BEGIN Excerpted data
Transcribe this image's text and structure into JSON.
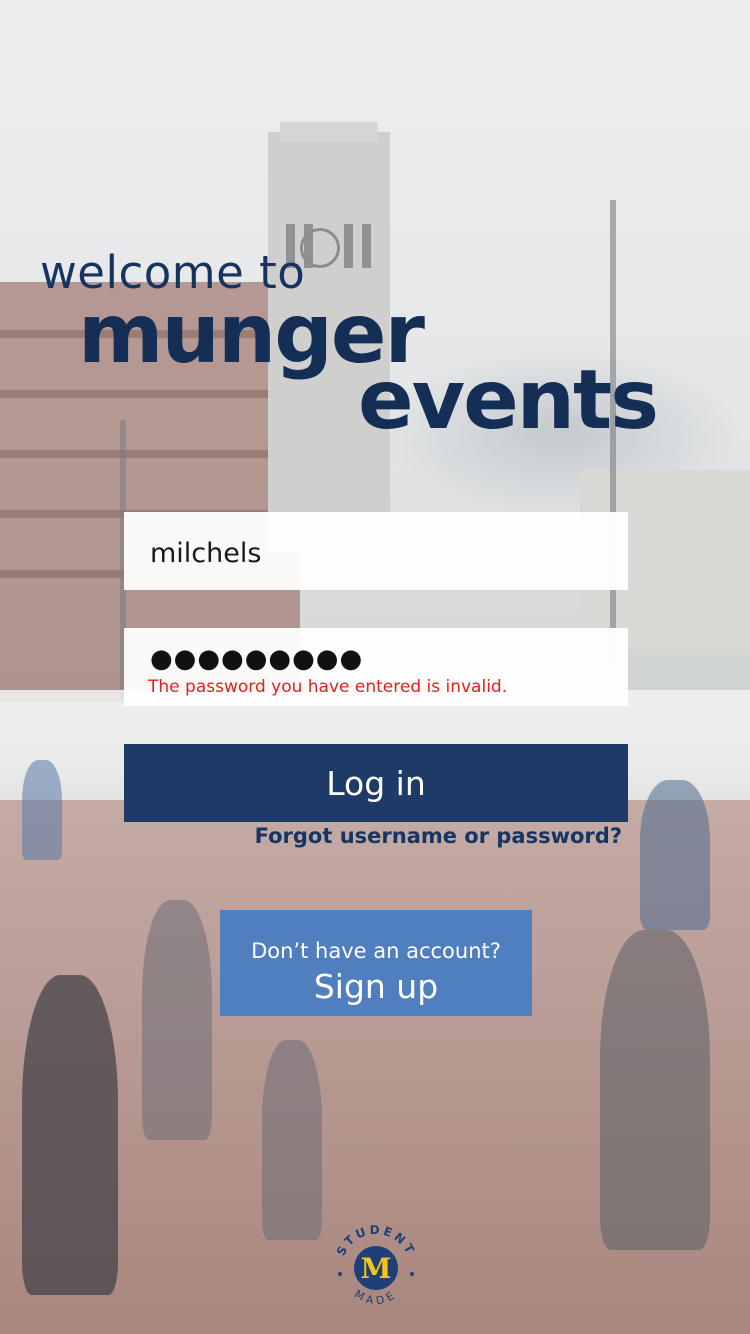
{
  "header": {
    "welcome": "welcome to",
    "title_line1": "munger",
    "title_line2": "events"
  },
  "login_form": {
    "username_value": "milchels",
    "password_mask": "●●●●●●●●●",
    "error_message": "The password you have entered is invalid.",
    "login_label": "Log in",
    "forgot_label": "Forgot username or password?"
  },
  "signup": {
    "prompt": "Don’t have an account?",
    "label": "Sign up"
  },
  "logo": {
    "top_text": "STUDENT",
    "bottom_text": "MADE",
    "letter": "M"
  },
  "colors": {
    "navy": "#1e3a66",
    "title_navy": "#142e55",
    "signup_blue": "#4f7fbe",
    "error_red": "#e0221b",
    "maize": "#f5c518"
  }
}
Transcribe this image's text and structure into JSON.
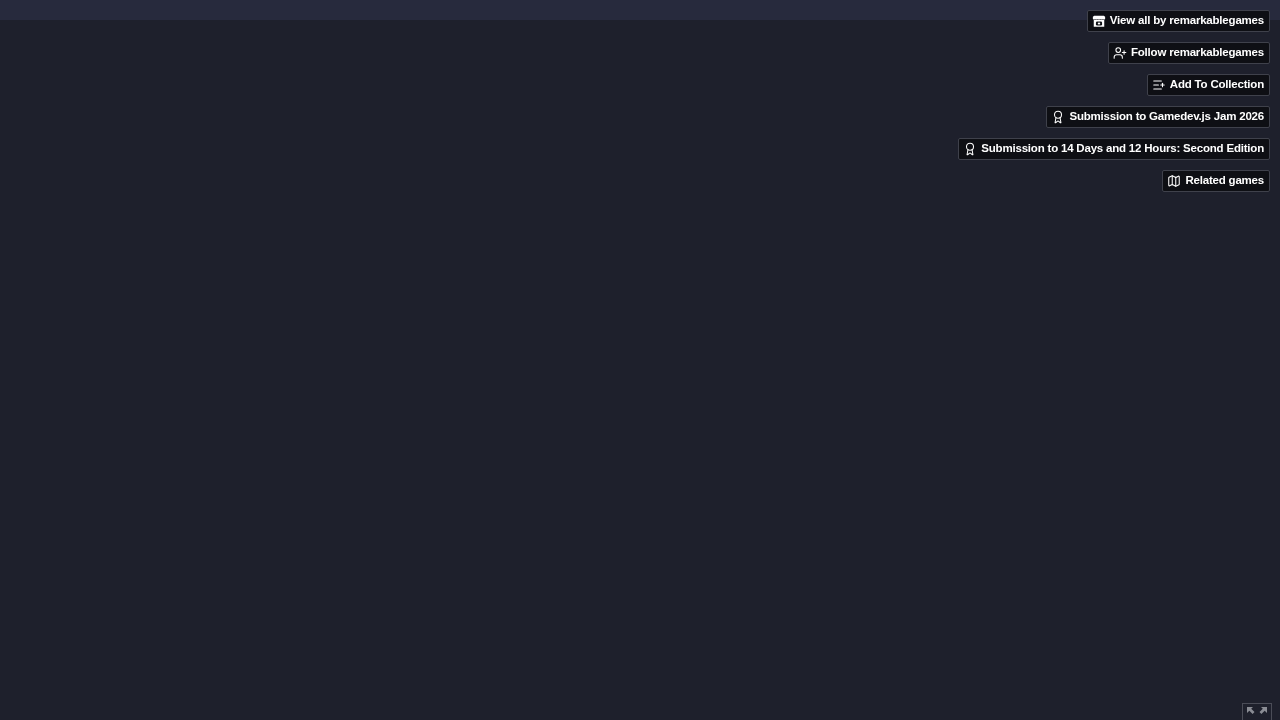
{
  "user_tools": [
    {
      "kind": "store",
      "label": "View all by remarkablegames"
    },
    {
      "kind": "follow",
      "label": "Follow remarkablegames"
    },
    {
      "kind": "collection",
      "label": "Add To Collection"
    },
    {
      "kind": "jam",
      "label": "Submission to Gamedev.js Jam 2026"
    },
    {
      "kind": "jam",
      "label": "Submission to 14 Days and 12 Hours: Second Edition"
    },
    {
      "kind": "related",
      "label": "Related games"
    }
  ]
}
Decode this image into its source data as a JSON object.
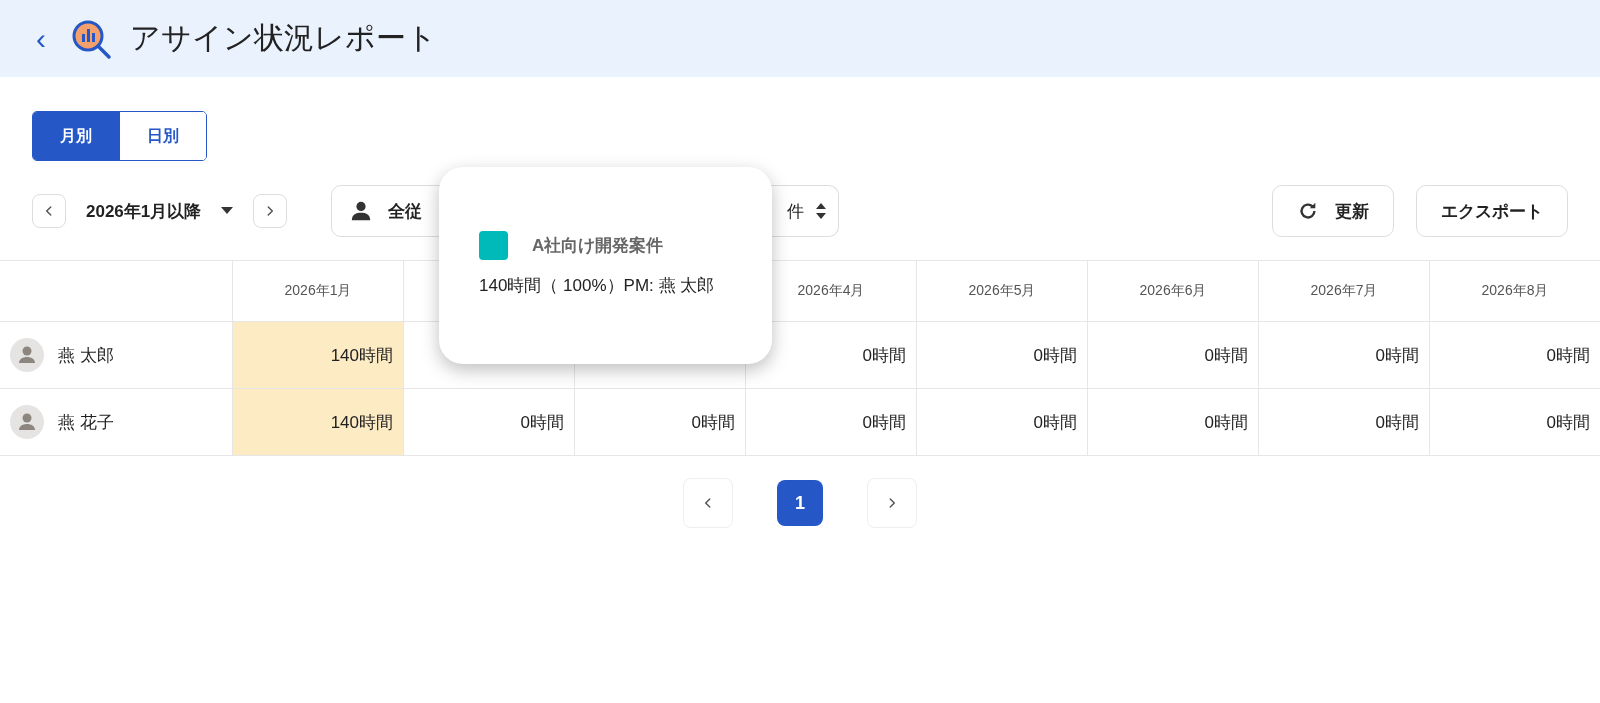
{
  "header": {
    "back": "‹",
    "title": "アサイン状況レポート"
  },
  "view_tabs": [
    {
      "label": "月別",
      "selected": true
    },
    {
      "label": "日別",
      "selected": false
    }
  ],
  "toolbar": {
    "period": "2026年1月以降",
    "employee_filter": "全従",
    "count_select": "件",
    "refresh": "更新",
    "export": "エクスポート"
  },
  "table": {
    "columns": [
      {
        "label": "2026年1月"
      },
      {},
      {},
      {
        "label": "2026年4月"
      },
      {
        "label": "2026年5月"
      },
      {
        "label": "2026年6月"
      },
      {
        "label": "2026年7月"
      },
      {
        "label": "2026年8月"
      }
    ],
    "rows": [
      {
        "name": "燕 太郎",
        "cells": [
          {
            "value": "140時間",
            "highlighted": true
          },
          {},
          {},
          {
            "value": "0時間",
            "highlighted": false
          },
          {
            "value": "0時間",
            "highlighted": false
          },
          {
            "value": "0時間",
            "highlighted": false
          },
          {
            "value": "0時間",
            "highlighted": false
          },
          {
            "value": "0時間",
            "highlighted": false
          }
        ]
      },
      {
        "name": "燕 花子",
        "cells": [
          {
            "value": "140時間",
            "highlighted": true
          },
          {
            "value": "0時間",
            "highlighted": false
          },
          {
            "value": "0時間",
            "highlighted": false
          },
          {
            "value": "0時間",
            "highlighted": false
          },
          {
            "value": "0時間",
            "highlighted": false
          },
          {
            "value": "0時間",
            "highlighted": false
          },
          {
            "value": "0時間",
            "highlighted": false
          },
          {
            "value": "0時間",
            "highlighted": false
          }
        ]
      }
    ]
  },
  "pagination": {
    "pages": [
      {
        "label": "1",
        "selected": true
      }
    ]
  },
  "tooltip": {
    "project": "A社向け開発案件",
    "color": "#00b9b9",
    "detail": "140時間（ 100%）PM: 燕 太郎"
  }
}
END Excerpted data
▸ **Problem requirements**:
Leave out the pictures, and give all the records again exactly.

▸ **Result for this task**:
Transcribe this image's text and structure into JSON.
{
  "header": {
    "welcome": "welcome to",
    "title_line1": "munger",
    "title_line2": "events"
  },
  "login_form": {
    "username_value": "milchels",
    "password_mask": "●●●●●●●●●",
    "error_message": "The password you have entered is invalid.",
    "login_label": "Log in",
    "forgot_label": "Forgot username or password?"
  },
  "signup": {
    "prompt": "Don’t have an account?",
    "label": "Sign up"
  },
  "logo": {
    "top_text": "STUDENT",
    "bottom_text": "MADE",
    "letter": "M"
  },
  "colors": {
    "navy": "#1e3a66",
    "title_navy": "#142e55",
    "signup_blue": "#4f7fbe",
    "error_red": "#e0221b",
    "maize": "#f5c518"
  }
}
Transcribe this image's text and structure into JSON.
{
  "user_tools": [
    {
      "kind": "store",
      "label": "View all by remarkablegames"
    },
    {
      "kind": "follow",
      "label": "Follow remarkablegames"
    },
    {
      "kind": "collection",
      "label": "Add To Collection"
    },
    {
      "kind": "jam",
      "label": "Submission to Gamedev.js Jam 2026"
    },
    {
      "kind": "jam",
      "label": "Submission to 14 Days and 12 Hours: Second Edition"
    },
    {
      "kind": "related",
      "label": "Related games"
    }
  ]
}
Decode this image into its source data as a JSON object.
{
  "header": {
    "back": "‹",
    "title": "アサイン状況レポート"
  },
  "view_tabs": [
    {
      "label": "月別",
      "selected": true
    },
    {
      "label": "日別",
      "selected": false
    }
  ],
  "toolbar": {
    "period": "2026年1月以降",
    "employee_filter": "全従",
    "count_select": "件",
    "refresh": "更新",
    "export": "エクスポート"
  },
  "table": {
    "columns": [
      {
        "label": "2026年1月"
      },
      {},
      {},
      {
        "label": "2026年4月"
      },
      {
        "label": "2026年5月"
      },
      {
        "label": "2026年6月"
      },
      {
        "label": "2026年7月"
      },
      {
        "label": "2026年8月"
      }
    ],
    "rows": [
      {
        "name": "燕 太郎",
        "cells": [
          {
            "value": "140時間",
            "highlighted": true
          },
          {},
          {},
          {
            "value": "0時間",
            "highlighted": false
          },
          {
            "value": "0時間",
            "highlighted": false
          },
          {
            "value": "0時間",
            "highlighted": false
          },
          {
            "value": "0時間",
            "highlighted": false
          },
          {
            "value": "0時間",
            "highlighted": false
          }
        ]
      },
      {
        "name": "燕 花子",
        "cells": [
          {
            "value": "140時間",
            "highlighted": true
          },
          {
            "value": "0時間",
            "highlighted": false
          },
          {
            "value": "0時間",
            "highlighted": false
          },
          {
            "value": "0時間",
            "highlighted": false
          },
          {
            "value": "0時間",
            "highlighted": false
          },
          {
            "value": "0時間",
            "highlighted": false
          },
          {
            "value": "0時間",
            "highlighted": false
          },
          {
            "value": "0時間",
            "highlighted": false
          }
        ]
      }
    ]
  },
  "pagination": {
    "pages": [
      {
        "label": "1",
        "selected": true
      }
    ]
  },
  "tooltip": {
    "project": "A社向け開発案件",
    "color": "#00b9b9",
    "detail": "140時間（ 100%）PM: 燕 太郎"
  }
}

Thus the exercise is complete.